[START]

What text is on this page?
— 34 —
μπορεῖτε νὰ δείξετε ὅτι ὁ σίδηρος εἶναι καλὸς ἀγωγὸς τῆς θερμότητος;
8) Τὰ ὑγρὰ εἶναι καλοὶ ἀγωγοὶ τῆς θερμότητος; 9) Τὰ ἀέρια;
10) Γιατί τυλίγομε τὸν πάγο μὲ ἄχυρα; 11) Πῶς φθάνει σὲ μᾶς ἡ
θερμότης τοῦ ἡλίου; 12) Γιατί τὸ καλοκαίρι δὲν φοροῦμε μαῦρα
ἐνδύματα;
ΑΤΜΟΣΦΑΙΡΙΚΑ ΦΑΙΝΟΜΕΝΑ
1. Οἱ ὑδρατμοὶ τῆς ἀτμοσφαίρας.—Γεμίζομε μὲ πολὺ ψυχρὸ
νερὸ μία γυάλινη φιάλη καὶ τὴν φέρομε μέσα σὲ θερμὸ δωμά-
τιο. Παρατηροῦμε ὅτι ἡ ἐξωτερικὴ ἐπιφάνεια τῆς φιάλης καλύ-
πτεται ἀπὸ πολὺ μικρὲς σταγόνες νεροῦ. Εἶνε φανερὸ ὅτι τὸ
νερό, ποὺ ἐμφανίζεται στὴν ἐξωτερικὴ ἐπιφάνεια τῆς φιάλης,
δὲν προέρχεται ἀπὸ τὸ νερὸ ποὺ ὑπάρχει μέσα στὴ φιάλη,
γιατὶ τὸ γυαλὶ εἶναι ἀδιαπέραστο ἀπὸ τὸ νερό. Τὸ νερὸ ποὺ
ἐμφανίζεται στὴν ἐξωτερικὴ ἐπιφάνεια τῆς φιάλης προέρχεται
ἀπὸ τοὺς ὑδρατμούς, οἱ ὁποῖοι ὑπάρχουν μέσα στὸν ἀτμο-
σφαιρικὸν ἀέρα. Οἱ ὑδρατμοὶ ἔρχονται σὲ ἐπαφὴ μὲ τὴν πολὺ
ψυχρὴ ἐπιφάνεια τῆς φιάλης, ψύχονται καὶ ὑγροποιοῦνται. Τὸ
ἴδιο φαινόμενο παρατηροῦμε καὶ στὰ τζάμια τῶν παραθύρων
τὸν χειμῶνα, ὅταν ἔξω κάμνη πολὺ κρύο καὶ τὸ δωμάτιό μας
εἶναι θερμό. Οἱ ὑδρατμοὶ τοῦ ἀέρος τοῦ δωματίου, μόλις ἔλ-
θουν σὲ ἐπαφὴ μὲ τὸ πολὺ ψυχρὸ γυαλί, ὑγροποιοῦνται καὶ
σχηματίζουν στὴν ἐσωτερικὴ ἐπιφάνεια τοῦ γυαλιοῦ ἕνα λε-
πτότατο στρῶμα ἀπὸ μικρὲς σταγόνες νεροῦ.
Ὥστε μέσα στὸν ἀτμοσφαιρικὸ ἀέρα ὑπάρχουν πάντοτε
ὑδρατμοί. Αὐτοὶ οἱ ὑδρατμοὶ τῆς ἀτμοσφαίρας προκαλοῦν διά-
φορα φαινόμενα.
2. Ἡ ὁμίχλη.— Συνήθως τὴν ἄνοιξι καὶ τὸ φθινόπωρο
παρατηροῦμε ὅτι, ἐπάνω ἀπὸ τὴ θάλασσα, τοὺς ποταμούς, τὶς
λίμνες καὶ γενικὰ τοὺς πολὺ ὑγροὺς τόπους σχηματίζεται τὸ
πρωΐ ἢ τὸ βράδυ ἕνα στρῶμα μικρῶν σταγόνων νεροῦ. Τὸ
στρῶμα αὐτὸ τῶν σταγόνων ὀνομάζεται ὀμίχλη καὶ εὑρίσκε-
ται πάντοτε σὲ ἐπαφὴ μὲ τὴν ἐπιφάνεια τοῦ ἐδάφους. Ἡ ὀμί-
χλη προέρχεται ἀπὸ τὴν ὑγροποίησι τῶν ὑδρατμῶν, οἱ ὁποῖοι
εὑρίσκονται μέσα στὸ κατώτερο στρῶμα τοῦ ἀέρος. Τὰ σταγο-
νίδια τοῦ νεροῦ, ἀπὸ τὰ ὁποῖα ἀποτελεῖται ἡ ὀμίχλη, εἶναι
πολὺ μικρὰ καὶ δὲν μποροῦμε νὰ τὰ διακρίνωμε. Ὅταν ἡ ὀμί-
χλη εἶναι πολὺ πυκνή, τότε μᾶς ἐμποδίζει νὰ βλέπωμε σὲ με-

[END]

* **DIRECTION**
Please restate the data word for word, every record included.

* **EXERCISE SOLUTION**
What text is on this page?
— 34 —
μπορεῖτε νὰ δείξετε ὅτι ὁ σίδηρος εἶναι καλὸς ἀγωγὸς τῆς θερμότητος;
8) Τὰ ὑγρὰ εἶναι καλοὶ ἀγωγοὶ τῆς θερμότητος; 9) Τὰ ἀέρια;
10) Γιατί τυλίγομε τὸν πάγο μὲ ἄχυρα; 11) Πῶς φθάνει σὲ μᾶς ἡ
θερμότης τοῦ ἡλίου; 12) Γιατί τὸ καλοκαίρι δὲν φοροῦμε μαῦρα
ἐνδύματα;
ΑΤΜΟΣΦΑΙΡΙΚΑ ΦΑΙΝΟΜΕΝΑ
1. Οἱ ὑδρατμοὶ τῆς ἀτμοσφαίρας.—Γεμίζομε μὲ πολὺ ψυχρὸ
νερὸ μία γυάλινη φιάλη καὶ τὴν φέρομε μέσα σὲ θερμὸ δωμά-
τιο. Παρατηροῦμε ὅτι ἡ ἐξωτερικὴ ἐπιφάνεια τῆς φιάλης καλύ-
πτεται ἀπὸ πολὺ μικρὲς σταγόνες νεροῦ. Εἶνε φανερὸ ὅτι τὸ
νερό, ποὺ ἐμφανίζεται στὴν ἐξωτερικὴ ἐπιφάνεια τῆς φιάλης,
δὲν προέρχεται ἀπὸ τὸ νερὸ ποὺ ὑπάρχει μέσα στὴ φιάλη,
γιατὶ τὸ γυαλὶ εἶναι ἀδιαπέραστο ἀπὸ τὸ νερό. Τὸ νερὸ ποὺ
ἐμφανίζεται στὴν ἐξωτερικὴ ἐπιφάνεια τῆς φιάλης προέρχεται
ἀπὸ τοὺς ὑδρατμούς, οἱ ὁποῖοι ὑπάρχουν μέσα στὸν ἀτμο-
σφαιρικὸν ἀέρα. Οἱ ὑδρατμοὶ ἔρχονται σὲ ἐπαφὴ μὲ τὴν πολὺ
ψυχρὴ ἐπιφάνεια τῆς φιάλης, ψύχονται καὶ ὑγροποιοῦνται. Τὸ
ἴδιο φαινόμενο παρατηροῦμε καὶ στὰ τζάμια τῶν παραθύρων
τὸν χειμῶνα, ὅταν ἔξω κάμνη πολὺ κρύο καὶ τὸ δωμάτιό μας
εἶναι θερμό. Οἱ ὑδρατμοὶ τοῦ ἀέρος τοῦ δωματίου, μόλις ἔλ-
θουν σὲ ἐπαφὴ μὲ τὸ πολὺ ψυχρὸ γυαλί, ὑγροποιοῦνται καὶ
σχηματίζουν στὴν ἐσωτερικὴ ἐπιφάνεια τοῦ γυαλιοῦ ἕνα λε-
πτότατο στρῶμα ἀπὸ μικρὲς σταγόνες νεροῦ.
Ὥστε μέσα στὸν ἀτμοσφαιρικὸ ἀέρα ὑπάρχουν πάντοτε
ὑδρατμοί. Αὐτοὶ οἱ ὑδρατμοὶ τῆς ἀτμοσφαίρας προκαλοῦν διά-
φορα φαινόμενα.
2. Ἡ ὁμίχλη.— Συνήθως τὴν ἄνοιξι καὶ τὸ φθινόπωρο
παρατηροῦμε ὅτι, ἐπάνω ἀπὸ τὴ θάλασσα, τοὺς ποταμούς, τὶς
λίμνες καὶ γενικὰ τοὺς πολὺ ὑγροὺς τόπους σχηματίζεται τὸ
πρωΐ ἢ τὸ βράδυ ἕνα στρῶμα μικρῶν σταγόνων νεροῦ. Τὸ
στρῶμα αὐτὸ τῶν σταγόνων ὀνομάζεται ὀμίχλη καὶ εὑρίσκε-
ται πάντοτε σὲ ἐπαφὴ μὲ τὴν ἐπιφάνεια τοῦ ἐδάφους. Ἡ ὀμί-
χλη προέρχεται ἀπὸ τὴν ὑγροποίησι τῶν ὑδρατμῶν, οἱ ὁποῖοι
εὑρίσκονται μέσα στὸ κατώτερο στρῶμα τοῦ ἀέρος. Τὰ σταγο-
νίδια τοῦ νεροῦ, ἀπὸ τὰ ὁποῖα ἀποτελεῖται ἡ ὀμίχλη, εἶναι
πολὺ μικρὰ καὶ δὲν μποροῦμε νὰ τὰ διακρίνωμε. Ὅταν ἡ ὀμί-
χλη εἶναι πολὺ πυκνή, τότε μᾶς ἐμποδίζει νὰ βλέπωμε σὲ με-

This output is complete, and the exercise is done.